### Exercise requirements
Copy out each line below that has the word "ROPAM" in it.

Stored data entries
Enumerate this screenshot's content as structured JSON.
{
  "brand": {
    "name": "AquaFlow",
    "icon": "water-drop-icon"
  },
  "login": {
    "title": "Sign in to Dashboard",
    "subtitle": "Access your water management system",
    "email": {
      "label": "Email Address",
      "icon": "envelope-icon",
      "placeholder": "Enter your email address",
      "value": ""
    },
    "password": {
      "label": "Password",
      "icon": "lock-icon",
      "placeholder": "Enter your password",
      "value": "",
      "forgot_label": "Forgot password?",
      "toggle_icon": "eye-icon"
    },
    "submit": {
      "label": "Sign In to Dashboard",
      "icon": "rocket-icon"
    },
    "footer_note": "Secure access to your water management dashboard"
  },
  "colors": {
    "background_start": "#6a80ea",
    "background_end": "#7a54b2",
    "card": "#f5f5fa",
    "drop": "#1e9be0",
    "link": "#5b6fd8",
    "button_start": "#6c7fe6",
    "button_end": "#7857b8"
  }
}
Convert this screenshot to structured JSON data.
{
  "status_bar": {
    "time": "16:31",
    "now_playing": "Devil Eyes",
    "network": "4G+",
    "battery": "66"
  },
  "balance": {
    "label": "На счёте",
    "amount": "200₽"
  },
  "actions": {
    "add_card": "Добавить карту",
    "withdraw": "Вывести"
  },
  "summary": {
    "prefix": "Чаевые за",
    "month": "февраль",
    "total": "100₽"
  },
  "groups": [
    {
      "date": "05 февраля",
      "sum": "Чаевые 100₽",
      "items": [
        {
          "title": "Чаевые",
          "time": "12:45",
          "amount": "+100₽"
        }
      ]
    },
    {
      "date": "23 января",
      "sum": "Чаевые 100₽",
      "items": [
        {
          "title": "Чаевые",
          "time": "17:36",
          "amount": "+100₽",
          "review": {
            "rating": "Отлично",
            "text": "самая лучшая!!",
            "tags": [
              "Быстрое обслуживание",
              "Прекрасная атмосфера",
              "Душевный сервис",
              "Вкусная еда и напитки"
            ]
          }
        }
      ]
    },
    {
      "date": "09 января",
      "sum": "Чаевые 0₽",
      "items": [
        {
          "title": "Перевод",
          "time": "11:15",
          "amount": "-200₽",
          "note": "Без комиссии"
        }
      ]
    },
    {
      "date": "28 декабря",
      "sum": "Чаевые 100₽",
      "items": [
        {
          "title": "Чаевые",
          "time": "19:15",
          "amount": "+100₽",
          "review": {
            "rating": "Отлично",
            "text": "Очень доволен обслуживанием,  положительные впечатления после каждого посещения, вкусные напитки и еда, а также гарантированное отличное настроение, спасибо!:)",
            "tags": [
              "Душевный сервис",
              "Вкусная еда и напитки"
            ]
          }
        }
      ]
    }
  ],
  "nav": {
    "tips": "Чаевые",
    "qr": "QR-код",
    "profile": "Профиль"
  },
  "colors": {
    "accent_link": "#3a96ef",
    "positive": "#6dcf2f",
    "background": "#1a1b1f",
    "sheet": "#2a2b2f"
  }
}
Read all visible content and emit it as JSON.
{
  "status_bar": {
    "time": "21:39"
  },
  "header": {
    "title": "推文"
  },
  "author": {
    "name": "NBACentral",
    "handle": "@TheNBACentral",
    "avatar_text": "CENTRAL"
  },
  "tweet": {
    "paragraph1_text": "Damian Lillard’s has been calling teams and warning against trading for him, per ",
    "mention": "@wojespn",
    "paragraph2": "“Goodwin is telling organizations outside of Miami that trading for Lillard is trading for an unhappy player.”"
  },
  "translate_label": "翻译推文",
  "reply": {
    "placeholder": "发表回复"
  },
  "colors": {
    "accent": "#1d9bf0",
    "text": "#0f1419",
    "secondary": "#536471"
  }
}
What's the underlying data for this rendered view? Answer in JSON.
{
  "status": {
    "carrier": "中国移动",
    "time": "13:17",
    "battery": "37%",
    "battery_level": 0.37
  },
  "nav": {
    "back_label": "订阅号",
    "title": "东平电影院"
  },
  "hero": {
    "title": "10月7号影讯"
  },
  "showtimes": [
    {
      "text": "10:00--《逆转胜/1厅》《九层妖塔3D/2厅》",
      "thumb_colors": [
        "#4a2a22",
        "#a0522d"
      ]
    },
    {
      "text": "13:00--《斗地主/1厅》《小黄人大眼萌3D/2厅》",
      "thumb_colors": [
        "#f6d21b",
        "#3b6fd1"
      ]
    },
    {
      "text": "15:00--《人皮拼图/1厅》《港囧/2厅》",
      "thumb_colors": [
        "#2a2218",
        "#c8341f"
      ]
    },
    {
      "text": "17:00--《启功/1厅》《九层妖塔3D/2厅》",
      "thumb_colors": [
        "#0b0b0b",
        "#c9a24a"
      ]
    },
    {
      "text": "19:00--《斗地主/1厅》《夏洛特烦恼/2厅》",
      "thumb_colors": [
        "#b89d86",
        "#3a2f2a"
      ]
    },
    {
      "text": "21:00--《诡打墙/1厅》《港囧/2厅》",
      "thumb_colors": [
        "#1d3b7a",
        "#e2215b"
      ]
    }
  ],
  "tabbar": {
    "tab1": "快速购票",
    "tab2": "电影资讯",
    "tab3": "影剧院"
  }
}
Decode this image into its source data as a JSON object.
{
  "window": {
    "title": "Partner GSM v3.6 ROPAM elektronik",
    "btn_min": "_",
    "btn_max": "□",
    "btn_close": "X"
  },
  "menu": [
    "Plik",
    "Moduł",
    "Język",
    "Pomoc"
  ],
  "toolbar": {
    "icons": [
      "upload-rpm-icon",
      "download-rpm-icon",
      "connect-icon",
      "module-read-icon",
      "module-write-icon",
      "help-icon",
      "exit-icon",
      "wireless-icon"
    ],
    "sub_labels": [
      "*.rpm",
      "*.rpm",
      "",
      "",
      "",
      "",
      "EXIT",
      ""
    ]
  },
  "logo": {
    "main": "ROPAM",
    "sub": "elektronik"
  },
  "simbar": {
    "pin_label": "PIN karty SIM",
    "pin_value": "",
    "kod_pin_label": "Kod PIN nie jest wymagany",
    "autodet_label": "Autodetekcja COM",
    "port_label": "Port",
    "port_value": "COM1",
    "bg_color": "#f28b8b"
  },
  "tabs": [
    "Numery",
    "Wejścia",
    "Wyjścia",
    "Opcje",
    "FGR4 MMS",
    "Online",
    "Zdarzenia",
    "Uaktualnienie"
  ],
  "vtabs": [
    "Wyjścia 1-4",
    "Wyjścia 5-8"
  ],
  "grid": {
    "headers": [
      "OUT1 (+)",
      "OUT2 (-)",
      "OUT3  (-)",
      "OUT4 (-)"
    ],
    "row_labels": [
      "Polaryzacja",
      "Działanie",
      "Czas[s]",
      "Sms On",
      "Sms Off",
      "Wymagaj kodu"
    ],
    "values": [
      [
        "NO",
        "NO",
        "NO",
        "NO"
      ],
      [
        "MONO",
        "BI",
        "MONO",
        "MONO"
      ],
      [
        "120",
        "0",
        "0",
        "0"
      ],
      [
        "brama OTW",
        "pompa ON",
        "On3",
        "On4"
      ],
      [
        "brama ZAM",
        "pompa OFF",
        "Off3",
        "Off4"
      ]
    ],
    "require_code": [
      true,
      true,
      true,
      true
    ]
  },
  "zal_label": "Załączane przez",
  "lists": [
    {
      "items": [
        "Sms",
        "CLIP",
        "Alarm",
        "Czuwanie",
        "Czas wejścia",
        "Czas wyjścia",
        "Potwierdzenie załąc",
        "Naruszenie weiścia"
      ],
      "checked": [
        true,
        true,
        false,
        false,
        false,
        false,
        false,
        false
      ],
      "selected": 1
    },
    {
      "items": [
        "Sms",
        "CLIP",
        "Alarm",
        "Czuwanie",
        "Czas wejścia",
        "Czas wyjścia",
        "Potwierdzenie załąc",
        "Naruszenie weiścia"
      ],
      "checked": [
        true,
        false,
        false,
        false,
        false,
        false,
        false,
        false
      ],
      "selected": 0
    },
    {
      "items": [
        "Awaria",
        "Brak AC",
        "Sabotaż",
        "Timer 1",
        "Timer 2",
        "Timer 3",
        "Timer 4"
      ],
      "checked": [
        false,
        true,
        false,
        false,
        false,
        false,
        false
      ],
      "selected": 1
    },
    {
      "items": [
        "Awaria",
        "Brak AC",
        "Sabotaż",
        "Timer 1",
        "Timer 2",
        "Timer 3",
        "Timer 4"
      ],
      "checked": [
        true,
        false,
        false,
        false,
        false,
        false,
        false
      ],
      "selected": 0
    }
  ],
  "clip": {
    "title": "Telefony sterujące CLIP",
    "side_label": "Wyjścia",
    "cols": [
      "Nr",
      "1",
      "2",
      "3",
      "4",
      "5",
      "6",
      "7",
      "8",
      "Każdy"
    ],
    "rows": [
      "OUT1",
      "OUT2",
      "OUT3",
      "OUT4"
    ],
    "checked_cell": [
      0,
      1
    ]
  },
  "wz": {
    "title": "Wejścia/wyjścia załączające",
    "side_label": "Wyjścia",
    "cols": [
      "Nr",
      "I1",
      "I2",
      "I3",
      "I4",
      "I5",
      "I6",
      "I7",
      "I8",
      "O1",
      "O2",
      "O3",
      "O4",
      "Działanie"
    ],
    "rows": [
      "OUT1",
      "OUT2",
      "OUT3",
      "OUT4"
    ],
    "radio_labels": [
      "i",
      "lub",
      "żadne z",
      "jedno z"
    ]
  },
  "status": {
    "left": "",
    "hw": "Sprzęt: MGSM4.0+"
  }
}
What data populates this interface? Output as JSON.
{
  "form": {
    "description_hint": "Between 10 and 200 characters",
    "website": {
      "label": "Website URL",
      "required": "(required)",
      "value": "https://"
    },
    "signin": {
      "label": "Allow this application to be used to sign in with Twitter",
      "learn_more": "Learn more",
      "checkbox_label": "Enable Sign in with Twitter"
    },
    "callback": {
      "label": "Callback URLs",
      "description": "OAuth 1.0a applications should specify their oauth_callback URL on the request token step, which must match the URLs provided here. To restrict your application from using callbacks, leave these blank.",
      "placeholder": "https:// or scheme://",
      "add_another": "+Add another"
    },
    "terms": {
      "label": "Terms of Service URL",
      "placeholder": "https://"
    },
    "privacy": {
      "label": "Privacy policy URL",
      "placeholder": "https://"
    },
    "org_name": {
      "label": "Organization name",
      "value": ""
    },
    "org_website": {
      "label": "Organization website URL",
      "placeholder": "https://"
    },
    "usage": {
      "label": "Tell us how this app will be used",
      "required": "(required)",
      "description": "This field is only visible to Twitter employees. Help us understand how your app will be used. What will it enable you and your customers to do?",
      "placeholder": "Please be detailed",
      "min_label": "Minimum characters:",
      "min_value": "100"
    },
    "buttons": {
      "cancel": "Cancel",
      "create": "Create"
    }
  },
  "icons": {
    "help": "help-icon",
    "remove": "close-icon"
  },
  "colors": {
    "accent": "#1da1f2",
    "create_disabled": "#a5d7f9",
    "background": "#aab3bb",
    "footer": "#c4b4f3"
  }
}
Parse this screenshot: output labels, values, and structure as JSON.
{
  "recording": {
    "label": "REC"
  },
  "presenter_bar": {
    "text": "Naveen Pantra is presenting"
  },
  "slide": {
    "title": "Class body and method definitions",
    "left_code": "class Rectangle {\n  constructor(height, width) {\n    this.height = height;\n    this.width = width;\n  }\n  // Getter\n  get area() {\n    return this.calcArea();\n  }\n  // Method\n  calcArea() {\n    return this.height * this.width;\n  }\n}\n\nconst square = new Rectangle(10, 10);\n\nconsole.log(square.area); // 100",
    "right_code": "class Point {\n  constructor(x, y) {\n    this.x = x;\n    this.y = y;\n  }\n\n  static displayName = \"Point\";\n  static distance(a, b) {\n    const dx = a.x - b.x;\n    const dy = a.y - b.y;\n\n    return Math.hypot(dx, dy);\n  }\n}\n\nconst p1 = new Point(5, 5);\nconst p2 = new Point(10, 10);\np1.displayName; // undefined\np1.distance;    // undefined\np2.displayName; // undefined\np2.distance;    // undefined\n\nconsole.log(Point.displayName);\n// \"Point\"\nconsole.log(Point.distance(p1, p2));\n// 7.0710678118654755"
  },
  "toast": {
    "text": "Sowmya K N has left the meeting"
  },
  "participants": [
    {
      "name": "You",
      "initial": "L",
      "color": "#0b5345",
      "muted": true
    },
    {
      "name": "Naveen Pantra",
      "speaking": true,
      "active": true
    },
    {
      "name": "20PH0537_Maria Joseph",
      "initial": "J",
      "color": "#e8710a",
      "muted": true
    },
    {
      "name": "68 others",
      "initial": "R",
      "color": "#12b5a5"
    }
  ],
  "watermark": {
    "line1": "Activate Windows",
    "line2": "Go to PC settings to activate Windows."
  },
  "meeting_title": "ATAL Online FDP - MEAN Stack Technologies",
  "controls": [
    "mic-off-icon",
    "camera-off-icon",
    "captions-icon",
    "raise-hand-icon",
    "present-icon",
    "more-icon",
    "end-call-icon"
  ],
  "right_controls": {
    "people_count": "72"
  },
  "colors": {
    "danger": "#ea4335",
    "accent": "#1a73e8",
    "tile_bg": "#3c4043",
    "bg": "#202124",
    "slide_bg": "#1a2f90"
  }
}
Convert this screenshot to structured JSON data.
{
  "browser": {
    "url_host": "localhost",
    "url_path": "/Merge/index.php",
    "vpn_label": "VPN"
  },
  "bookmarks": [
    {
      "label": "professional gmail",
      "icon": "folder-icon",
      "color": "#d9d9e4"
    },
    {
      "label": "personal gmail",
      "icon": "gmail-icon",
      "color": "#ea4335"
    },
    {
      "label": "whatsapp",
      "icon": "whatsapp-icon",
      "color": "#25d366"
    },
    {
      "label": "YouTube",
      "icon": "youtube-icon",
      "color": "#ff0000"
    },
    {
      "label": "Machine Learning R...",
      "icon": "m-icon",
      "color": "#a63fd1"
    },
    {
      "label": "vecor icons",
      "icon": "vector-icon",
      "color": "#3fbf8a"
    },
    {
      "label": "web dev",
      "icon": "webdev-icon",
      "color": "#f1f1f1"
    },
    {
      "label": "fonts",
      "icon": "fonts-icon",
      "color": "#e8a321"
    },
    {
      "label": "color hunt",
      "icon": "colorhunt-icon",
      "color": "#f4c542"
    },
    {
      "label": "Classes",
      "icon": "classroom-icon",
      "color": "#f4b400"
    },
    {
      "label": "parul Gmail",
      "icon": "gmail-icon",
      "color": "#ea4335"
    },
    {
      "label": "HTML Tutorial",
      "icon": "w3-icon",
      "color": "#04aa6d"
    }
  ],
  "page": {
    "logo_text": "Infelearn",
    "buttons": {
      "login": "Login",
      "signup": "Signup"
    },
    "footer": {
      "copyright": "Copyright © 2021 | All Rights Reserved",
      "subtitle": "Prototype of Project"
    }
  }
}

### Written response
    "title": "Partner GSM v3.6 ROPAM elektronik",
    "main": "ROPAM",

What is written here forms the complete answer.